## begin

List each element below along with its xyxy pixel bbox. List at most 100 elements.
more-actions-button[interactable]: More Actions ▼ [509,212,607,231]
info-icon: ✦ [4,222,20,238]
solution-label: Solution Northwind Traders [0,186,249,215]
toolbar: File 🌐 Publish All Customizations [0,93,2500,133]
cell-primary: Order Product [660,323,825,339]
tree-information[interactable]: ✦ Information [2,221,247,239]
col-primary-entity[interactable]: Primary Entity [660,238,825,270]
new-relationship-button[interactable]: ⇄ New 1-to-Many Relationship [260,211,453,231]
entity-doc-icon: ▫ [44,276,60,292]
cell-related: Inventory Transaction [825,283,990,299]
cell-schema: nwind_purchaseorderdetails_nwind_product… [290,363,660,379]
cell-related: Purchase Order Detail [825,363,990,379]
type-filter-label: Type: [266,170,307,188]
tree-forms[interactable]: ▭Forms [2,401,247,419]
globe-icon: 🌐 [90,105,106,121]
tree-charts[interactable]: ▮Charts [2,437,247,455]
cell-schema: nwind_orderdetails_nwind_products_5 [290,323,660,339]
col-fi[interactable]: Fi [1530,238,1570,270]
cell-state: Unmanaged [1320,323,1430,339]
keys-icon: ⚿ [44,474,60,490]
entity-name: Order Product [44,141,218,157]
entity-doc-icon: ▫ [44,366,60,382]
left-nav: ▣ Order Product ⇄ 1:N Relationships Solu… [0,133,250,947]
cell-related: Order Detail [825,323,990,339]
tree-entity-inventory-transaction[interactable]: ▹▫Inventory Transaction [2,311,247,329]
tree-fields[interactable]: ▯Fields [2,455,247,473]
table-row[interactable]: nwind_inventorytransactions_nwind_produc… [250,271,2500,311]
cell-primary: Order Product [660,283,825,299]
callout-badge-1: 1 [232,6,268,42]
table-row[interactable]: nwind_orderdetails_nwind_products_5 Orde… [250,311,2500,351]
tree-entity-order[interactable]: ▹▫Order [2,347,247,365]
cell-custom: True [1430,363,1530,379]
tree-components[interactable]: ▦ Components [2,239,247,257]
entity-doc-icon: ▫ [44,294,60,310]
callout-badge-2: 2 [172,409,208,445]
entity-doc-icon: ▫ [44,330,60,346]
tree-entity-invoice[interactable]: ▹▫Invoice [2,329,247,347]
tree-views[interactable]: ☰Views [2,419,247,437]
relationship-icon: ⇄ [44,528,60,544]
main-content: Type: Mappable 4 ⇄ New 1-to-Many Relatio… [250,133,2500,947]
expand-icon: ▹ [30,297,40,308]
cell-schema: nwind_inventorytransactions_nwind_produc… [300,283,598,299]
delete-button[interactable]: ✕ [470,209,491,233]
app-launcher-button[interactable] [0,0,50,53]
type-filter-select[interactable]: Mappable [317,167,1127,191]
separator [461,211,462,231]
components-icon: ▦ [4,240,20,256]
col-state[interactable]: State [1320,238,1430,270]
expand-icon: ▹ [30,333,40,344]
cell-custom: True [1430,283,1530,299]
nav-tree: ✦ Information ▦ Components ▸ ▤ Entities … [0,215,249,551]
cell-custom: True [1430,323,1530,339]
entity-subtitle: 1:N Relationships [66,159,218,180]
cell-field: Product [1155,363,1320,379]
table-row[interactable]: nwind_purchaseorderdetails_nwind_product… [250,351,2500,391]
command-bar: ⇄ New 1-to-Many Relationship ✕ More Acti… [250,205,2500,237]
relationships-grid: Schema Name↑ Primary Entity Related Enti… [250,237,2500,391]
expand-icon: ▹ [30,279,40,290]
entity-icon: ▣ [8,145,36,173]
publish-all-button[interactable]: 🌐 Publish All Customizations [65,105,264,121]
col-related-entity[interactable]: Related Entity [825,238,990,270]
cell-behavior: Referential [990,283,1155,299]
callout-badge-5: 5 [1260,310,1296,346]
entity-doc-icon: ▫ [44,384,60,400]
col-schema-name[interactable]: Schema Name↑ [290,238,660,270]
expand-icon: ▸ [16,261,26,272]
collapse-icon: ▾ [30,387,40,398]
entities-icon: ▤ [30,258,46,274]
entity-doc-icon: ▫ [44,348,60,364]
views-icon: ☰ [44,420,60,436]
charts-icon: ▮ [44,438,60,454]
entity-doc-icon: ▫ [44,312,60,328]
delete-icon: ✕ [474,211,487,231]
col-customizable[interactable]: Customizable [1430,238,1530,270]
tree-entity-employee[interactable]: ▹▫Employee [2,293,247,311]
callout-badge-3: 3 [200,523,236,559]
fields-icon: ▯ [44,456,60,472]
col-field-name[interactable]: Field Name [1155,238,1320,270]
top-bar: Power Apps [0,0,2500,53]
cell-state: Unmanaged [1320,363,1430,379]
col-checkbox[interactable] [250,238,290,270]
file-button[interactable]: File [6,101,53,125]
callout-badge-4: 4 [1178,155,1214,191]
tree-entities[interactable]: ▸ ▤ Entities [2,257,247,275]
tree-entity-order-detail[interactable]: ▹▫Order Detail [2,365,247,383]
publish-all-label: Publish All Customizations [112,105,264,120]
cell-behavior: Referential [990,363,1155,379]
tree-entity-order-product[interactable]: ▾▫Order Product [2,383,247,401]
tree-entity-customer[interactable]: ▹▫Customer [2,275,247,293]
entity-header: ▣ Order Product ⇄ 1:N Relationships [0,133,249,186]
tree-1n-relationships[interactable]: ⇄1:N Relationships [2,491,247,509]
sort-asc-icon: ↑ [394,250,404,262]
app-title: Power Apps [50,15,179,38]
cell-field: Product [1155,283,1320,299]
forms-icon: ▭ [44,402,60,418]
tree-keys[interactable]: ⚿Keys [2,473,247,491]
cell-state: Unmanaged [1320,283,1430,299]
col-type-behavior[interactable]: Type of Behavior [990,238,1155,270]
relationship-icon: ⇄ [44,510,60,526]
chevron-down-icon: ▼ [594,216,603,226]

## end

Can you put the material, from its first line through the line containing "col-fi[interactable]: Fi [1530,238,1570,270]", into a numbered list, with both ends included and any blank lines left out?

■ Expected answer
1. List each element below along with its xyxy pixel bbox. List at most 100 elements.
2. more-actions-button[interactable]: More Actions ▼ [509,212,607,231]
3. info-icon: ✦ [4,222,20,238]
4. solution-label: Solution Northwind Traders [0,186,249,215]
5. toolbar: File 🌐 Publish All Customizations [0,93,2500,133]
6. cell-primary: Order Product [660,323,825,339]
7. tree-information[interactable]: ✦ Information [2,221,247,239]
8. col-primary-entity[interactable]: Primary Entity [660,238,825,270]
9. new-relationship-button[interactable]: ⇄ New 1-to-Many Relationship [260,211,453,231]
10. entity-doc-icon: ▫ [44,276,60,292]
11. cell-related: Inventory Transaction [825,283,990,299]
12. cell-schema: nwind_purchaseorderdetails_nwind_product… [290,363,660,379]
13. cell-related: Purchase Order Detail [825,363,990,379]
14. type-filter-label: Type: [266,170,307,188]
15. tree-forms[interactable]: ▭Forms [2,401,247,419]
16. globe-icon: 🌐 [90,105,106,121]
17. tree-charts[interactable]: ▮Charts [2,437,247,455]
18. cell-schema: nwind_orderdetails_nwind_products_5 [290,323,660,339]
19. col-fi[interactable]: Fi [1530,238,1570,270]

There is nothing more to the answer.